• _THE PROBLEM_
In the records below, change every "interactable" to "clickable" and keep everything else the same.
******
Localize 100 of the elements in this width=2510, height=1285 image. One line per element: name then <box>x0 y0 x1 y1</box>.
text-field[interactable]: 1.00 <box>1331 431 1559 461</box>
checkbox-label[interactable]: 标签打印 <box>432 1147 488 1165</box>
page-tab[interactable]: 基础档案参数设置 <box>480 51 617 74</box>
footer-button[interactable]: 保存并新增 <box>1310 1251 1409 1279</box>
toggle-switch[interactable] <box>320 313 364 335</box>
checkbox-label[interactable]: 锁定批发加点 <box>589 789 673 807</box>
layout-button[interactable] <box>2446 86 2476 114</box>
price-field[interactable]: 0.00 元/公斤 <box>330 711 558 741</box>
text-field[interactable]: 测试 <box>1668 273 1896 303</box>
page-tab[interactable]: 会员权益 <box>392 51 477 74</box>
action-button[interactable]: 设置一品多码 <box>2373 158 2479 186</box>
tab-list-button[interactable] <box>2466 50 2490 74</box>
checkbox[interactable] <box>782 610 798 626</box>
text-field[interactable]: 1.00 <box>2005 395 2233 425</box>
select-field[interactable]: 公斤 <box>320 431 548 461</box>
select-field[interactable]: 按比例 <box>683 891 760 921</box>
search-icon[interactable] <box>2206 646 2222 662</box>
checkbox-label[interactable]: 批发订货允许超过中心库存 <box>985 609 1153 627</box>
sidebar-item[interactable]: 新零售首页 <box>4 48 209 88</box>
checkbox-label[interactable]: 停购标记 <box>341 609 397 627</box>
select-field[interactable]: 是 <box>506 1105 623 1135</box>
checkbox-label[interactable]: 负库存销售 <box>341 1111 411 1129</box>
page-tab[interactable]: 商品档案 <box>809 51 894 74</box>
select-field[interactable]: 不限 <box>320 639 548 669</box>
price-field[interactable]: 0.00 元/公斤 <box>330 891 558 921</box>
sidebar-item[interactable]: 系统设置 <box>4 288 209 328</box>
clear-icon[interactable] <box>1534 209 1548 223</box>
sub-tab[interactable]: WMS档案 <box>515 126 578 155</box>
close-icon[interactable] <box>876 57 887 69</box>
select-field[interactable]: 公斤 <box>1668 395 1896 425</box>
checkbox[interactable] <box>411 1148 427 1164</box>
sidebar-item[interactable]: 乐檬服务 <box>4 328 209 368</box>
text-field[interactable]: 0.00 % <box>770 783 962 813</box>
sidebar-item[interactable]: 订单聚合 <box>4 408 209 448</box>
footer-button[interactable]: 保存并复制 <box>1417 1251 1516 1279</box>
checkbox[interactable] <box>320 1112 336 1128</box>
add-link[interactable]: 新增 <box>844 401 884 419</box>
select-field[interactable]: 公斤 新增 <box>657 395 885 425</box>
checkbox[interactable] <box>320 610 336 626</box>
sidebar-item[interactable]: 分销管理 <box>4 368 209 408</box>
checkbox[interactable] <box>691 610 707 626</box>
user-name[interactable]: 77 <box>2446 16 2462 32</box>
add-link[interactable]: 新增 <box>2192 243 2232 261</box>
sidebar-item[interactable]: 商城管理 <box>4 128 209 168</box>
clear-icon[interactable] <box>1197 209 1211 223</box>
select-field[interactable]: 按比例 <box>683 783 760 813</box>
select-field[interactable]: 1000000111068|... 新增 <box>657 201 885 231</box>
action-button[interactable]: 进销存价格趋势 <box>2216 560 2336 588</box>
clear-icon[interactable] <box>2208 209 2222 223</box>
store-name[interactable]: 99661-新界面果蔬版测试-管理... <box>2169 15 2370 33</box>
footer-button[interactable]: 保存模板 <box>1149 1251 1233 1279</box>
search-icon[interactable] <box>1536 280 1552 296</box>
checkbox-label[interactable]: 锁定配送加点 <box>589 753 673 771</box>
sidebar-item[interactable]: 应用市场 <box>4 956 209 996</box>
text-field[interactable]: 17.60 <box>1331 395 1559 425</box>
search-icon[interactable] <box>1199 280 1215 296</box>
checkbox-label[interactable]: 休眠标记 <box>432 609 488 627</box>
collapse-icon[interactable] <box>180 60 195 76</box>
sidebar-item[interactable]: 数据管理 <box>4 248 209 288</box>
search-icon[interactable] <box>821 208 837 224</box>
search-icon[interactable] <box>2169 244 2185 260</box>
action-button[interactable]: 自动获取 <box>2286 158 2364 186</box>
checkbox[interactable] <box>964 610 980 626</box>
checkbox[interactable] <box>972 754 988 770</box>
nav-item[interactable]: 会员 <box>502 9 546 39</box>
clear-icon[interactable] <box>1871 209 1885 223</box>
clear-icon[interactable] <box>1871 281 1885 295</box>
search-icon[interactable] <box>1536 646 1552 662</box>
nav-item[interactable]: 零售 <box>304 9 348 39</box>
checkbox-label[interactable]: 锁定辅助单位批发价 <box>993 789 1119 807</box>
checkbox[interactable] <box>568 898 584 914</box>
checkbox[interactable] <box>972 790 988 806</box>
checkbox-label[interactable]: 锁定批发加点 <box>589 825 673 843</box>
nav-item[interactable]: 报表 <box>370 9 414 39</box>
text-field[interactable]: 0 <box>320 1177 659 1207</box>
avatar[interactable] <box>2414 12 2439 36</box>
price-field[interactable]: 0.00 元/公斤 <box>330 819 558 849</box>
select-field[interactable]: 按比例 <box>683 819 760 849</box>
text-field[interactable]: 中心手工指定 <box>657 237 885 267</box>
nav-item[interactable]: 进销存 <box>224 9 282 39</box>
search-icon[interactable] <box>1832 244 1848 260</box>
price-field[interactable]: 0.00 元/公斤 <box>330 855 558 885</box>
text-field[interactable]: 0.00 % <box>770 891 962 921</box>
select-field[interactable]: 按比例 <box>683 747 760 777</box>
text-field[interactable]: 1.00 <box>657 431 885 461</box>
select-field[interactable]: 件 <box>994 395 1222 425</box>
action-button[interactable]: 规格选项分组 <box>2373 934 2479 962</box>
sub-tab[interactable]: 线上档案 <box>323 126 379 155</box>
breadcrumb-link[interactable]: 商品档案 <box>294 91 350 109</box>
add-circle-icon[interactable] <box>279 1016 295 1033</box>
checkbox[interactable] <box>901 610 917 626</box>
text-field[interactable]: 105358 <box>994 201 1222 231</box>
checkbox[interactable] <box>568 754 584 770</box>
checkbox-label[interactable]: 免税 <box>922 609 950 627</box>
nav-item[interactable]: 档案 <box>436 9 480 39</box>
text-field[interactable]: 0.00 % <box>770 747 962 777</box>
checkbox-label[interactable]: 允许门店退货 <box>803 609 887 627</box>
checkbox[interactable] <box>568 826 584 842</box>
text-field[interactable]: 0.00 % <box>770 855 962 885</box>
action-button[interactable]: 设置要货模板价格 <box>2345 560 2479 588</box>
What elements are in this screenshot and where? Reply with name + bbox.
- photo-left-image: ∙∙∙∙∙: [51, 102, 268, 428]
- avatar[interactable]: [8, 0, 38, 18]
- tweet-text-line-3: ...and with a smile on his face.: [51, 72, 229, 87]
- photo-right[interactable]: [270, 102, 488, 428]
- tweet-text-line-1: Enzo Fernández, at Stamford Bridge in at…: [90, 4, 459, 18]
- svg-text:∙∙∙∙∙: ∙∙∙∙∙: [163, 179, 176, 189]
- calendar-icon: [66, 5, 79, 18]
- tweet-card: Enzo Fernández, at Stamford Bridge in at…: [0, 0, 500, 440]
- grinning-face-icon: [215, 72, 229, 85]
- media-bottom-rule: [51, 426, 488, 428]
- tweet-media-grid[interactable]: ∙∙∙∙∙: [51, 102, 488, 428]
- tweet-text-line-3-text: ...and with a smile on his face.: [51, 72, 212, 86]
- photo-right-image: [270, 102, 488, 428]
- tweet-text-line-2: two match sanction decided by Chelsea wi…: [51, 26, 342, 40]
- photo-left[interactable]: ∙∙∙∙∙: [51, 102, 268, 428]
******
• _CORRECT RESULT_
Localize 100 of the elements in this width=2510, height=1285 image. One line per element: name then <box>x0 y0 x1 y1</box>.
text-field[clickable]: 1.00 <box>1331 431 1559 461</box>
checkbox-label[clickable]: 标签打印 <box>432 1147 488 1165</box>
page-tab[clickable]: 基础档案参数设置 <box>480 51 617 74</box>
footer-button[clickable]: 保存并新增 <box>1310 1251 1409 1279</box>
toggle-switch[clickable] <box>320 313 364 335</box>
checkbox-label[clickable]: 锁定批发加点 <box>589 789 673 807</box>
layout-button[clickable] <box>2446 86 2476 114</box>
price-field[clickable]: 0.00 元/公斤 <box>330 711 558 741</box>
text-field[clickable]: 测试 <box>1668 273 1896 303</box>
page-tab[clickable]: 会员权益 <box>392 51 477 74</box>
action-button[clickable]: 设置一品多码 <box>2373 158 2479 186</box>
tab-list-button[clickable] <box>2466 50 2490 74</box>
checkbox[clickable] <box>782 610 798 626</box>
text-field[clickable]: 1.00 <box>2005 395 2233 425</box>
select-field[clickable]: 公斤 <box>320 431 548 461</box>
select-field[clickable]: 按比例 <box>683 891 760 921</box>
search-icon[clickable] <box>2206 646 2222 662</box>
checkbox-label[clickable]: 批发订货允许超过中心库存 <box>985 609 1153 627</box>
sidebar-item[clickable]: 新零售首页 <box>4 48 209 88</box>
checkbox-label[clickable]: 停购标记 <box>341 609 397 627</box>
select-field[clickable]: 是 <box>506 1105 623 1135</box>
checkbox-label[clickable]: 负库存销售 <box>341 1111 411 1129</box>
page-tab[clickable]: 商品档案 <box>809 51 894 74</box>
select-field[clickable]: 不限 <box>320 639 548 669</box>
price-field[clickable]: 0.00 元/公斤 <box>330 891 558 921</box>
sidebar-item[clickable]: 系统设置 <box>4 288 209 328</box>
clear-icon[clickable] <box>1534 209 1548 223</box>
sub-tab[clickable]: WMS档案 <box>515 126 578 155</box>
close-icon[clickable] <box>876 57 887 69</box>
select-field[clickable]: 公斤 <box>1668 395 1896 425</box>
checkbox[clickable] <box>411 1148 427 1164</box>
sidebar-item[clickable]: 乐檬服务 <box>4 328 209 368</box>
text-field[clickable]: 0.00 % <box>770 783 962 813</box>
sidebar-item[clickable]: 订单聚合 <box>4 408 209 448</box>
footer-button[clickable]: 保存并复制 <box>1417 1251 1516 1279</box>
checkbox[clickable] <box>320 1112 336 1128</box>
add-link[clickable]: 新增 <box>844 401 884 419</box>
select-field[clickable]: 公斤 新增 <box>657 395 885 425</box>
checkbox[clickable] <box>320 610 336 626</box>
sidebar-item[clickable]: 分销管理 <box>4 368 209 408</box>
checkbox[clickable] <box>691 610 707 626</box>
user-name[clickable]: 77 <box>2446 16 2462 32</box>
add-link[clickable]: 新增 <box>2192 243 2232 261</box>
sidebar-item[clickable]: 商城管理 <box>4 128 209 168</box>
clear-icon[clickable] <box>1197 209 1211 223</box>
select-field[clickable]: 按比例 <box>683 783 760 813</box>
select-field[clickable]: 1000000111068|... 新增 <box>657 201 885 231</box>
action-button[clickable]: 进销存价格趋势 <box>2216 560 2336 588</box>
clear-icon[clickable] <box>2208 209 2222 223</box>
store-name[clickable]: 99661-新界面果蔬版测试-管理... <box>2169 15 2370 33</box>
footer-button[clickable]: 保存模板 <box>1149 1251 1233 1279</box>
search-icon[clickable] <box>1536 280 1552 296</box>
checkbox-label[clickable]: 锁定配送加点 <box>589 753 673 771</box>
sidebar-item[clickable]: 应用市场 <box>4 956 209 996</box>
text-field[clickable]: 17.60 <box>1331 395 1559 425</box>
search-icon[clickable] <box>1199 280 1215 296</box>
checkbox-label[clickable]: 休眠标记 <box>432 609 488 627</box>
collapse-icon[clickable] <box>180 60 195 76</box>
sidebar-item[clickable]: 数据管理 <box>4 248 209 288</box>
search-icon[clickable] <box>821 208 837 224</box>
search-icon[clickable] <box>2169 244 2185 260</box>
action-button[clickable]: 自动获取 <box>2286 158 2364 186</box>
checkbox[clickable] <box>964 610 980 626</box>
checkbox[clickable] <box>972 754 988 770</box>
nav-item[clickable]: 会员 <box>502 9 546 39</box>
clear-icon[clickable] <box>1871 209 1885 223</box>
clear-icon[clickable] <box>1871 281 1885 295</box>
search-icon[clickable] <box>1536 646 1552 662</box>
nav-item[clickable]: 零售 <box>304 9 348 39</box>
checkbox-label[clickable]: 锁定辅助单位批发价 <box>993 789 1119 807</box>
checkbox[clickable] <box>568 898 584 914</box>
checkbox[clickable] <box>972 790 988 806</box>
checkbox-label[clickable]: 锁定批发加点 <box>589 825 673 843</box>
nav-item[clickable]: 报表 <box>370 9 414 39</box>
text-field[clickable]: 0 <box>320 1177 659 1207</box>
avatar[clickable] <box>2414 12 2439 36</box>
price-field[clickable]: 0.00 元/公斤 <box>330 819 558 849</box>
select-field[clickable]: 按比例 <box>683 819 760 849</box>
text-field[clickable]: 中心手工指定 <box>657 237 885 267</box>
nav-item[clickable]: 进销存 <box>224 9 282 39</box>
search-icon[clickable] <box>1832 244 1848 260</box>
price-field[clickable]: 0.00 元/公斤 <box>330 855 558 885</box>
text-field[clickable]: 0.00 % <box>770 891 962 921</box>
select-field[clickable]: 按比例 <box>683 747 760 777</box>
text-field[clickable]: 1.00 <box>657 431 885 461</box>
select-field[clickable]: 件 <box>994 395 1222 425</box>
action-button[clickable]: 规格选项分组 <box>2373 934 2479 962</box>
sub-tab[clickable]: 线上档案 <box>323 126 379 155</box>
breadcrumb-link[clickable]: 商品档案 <box>294 91 350 109</box>
add-circle-icon[clickable] <box>279 1016 295 1033</box>
checkbox[clickable] <box>901 610 917 626</box>
text-field[clickable]: 105358 <box>994 201 1222 231</box>
checkbox[clickable] <box>568 754 584 770</box>
checkbox-label[clickable]: 免税 <box>922 609 950 627</box>
nav-item[clickable]: 档案 <box>436 9 480 39</box>
text-field[clickable]: 0.00 % <box>770 747 962 777</box>
checkbox-label[clickable]: 允许门店退货 <box>803 609 887 627</box>
checkbox[clickable] <box>568 826 584 842</box>
text-field[clickable]: 0.00 % <box>770 855 962 885</box>
action-button[clickable]: 设置要货模板价格 <box>2345 560 2479 588</box>
What elements are in this screenshot and where? Reply with name + bbox.
- photo-left-image: ∙∙∙∙∙: [51, 102, 268, 428]
- avatar[clickable]: [8, 0, 38, 18]
- tweet-text-line-3: ...and with a smile on his face.: [51, 72, 229, 87]
- photo-right[clickable]: [270, 102, 488, 428]
- tweet-text-line-1: Enzo Fernández, at Stamford Bridge in at…: [90, 4, 459, 18]
- svg-text:∙∙∙∙∙: ∙∙∙∙∙: [163, 179, 176, 189]
- calendar-icon: [66, 5, 79, 18]
- tweet-card: Enzo Fernández, at Stamford Bridge in at…: [0, 0, 500, 440]
- grinning-face-icon: [215, 72, 229, 85]
- media-bottom-rule: [51, 426, 488, 428]
- tweet-media-grid[clickable]: ∙∙∙∙∙: [51, 102, 488, 428]
- tweet-text-line-3-text: ...and with a smile on his face.: [51, 72, 212, 86]
- photo-right-image: [270, 102, 488, 428]
- tweet-text-line-2: two match sanction decided by Chelsea wi…: [51, 26, 342, 40]
- photo-left[clickable]: ∙∙∙∙∙: [51, 102, 268, 428]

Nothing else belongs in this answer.